Work required:
Seek out every line containing the word "Sauer", and copy each.
== == ==
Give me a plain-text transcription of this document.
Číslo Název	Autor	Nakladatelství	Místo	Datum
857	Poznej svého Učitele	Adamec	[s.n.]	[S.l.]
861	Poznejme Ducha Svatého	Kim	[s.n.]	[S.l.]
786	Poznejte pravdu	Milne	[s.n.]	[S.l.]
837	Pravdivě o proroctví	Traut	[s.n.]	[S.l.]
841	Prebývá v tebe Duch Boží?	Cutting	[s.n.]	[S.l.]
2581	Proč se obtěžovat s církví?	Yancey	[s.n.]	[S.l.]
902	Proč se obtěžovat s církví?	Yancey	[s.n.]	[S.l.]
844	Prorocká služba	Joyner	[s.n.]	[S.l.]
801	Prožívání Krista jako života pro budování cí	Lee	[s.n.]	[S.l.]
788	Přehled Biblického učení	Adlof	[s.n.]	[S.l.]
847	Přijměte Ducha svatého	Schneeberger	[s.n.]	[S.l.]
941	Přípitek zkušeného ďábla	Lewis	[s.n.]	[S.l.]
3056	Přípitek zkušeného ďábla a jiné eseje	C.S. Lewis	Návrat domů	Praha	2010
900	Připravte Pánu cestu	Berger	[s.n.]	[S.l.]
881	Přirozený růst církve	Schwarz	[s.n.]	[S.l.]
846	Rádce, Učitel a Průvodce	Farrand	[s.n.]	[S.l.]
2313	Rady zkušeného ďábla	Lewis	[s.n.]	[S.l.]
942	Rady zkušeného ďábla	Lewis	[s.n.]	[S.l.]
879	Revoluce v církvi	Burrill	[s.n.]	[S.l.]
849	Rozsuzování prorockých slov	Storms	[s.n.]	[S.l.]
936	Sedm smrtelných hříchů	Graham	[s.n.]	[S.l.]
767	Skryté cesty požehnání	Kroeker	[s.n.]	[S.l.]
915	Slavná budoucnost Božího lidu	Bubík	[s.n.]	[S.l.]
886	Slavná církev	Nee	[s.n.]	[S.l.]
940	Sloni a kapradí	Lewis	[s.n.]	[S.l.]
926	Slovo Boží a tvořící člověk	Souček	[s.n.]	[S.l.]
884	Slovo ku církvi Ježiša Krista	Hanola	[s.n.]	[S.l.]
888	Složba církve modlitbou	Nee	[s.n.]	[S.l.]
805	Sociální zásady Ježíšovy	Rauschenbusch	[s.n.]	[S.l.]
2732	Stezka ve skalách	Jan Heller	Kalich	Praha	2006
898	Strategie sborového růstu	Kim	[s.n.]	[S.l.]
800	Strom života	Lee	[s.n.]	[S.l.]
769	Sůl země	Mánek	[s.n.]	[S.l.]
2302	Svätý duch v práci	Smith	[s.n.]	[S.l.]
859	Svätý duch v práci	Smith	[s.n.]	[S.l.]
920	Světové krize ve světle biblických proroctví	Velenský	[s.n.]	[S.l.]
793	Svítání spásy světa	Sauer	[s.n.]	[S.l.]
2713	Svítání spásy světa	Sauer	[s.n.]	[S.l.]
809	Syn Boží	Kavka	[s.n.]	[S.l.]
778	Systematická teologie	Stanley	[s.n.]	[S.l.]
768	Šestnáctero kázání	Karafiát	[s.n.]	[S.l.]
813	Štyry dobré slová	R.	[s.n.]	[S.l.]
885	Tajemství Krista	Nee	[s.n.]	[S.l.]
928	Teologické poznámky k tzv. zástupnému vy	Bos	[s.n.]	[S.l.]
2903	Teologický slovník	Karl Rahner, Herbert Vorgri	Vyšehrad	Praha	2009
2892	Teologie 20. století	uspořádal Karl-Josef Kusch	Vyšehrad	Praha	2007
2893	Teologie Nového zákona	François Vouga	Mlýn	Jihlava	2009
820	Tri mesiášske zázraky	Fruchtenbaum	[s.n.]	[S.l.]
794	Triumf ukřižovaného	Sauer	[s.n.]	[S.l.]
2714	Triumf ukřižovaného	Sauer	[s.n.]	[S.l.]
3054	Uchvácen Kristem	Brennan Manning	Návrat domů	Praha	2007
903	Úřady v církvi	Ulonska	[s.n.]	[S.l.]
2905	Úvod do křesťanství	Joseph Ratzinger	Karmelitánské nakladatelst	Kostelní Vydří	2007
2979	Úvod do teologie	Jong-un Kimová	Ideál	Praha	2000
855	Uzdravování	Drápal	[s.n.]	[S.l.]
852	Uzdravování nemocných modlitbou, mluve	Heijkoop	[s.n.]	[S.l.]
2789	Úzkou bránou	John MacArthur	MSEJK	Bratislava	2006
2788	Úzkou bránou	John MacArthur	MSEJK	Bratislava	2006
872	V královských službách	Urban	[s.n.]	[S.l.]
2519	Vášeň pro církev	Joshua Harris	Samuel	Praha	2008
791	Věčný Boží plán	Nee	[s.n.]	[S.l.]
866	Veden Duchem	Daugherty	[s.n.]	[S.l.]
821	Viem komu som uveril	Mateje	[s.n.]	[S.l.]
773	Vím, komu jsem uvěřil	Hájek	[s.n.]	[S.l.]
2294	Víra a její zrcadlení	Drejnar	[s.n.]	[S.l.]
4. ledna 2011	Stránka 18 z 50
== == ==
Exercise response:
793	Svítání spásy světa	Sauer	[s.n.]	[S.l.]
2713	Svítání spásy světa	Sauer	[s.n.]	[S.l.]
794	Triumf ukřižovaného	Sauer	[s.n.]	[S.l.]
2714	Triumf ukřižovaného	Sauer	[s.n.]	[S.l.]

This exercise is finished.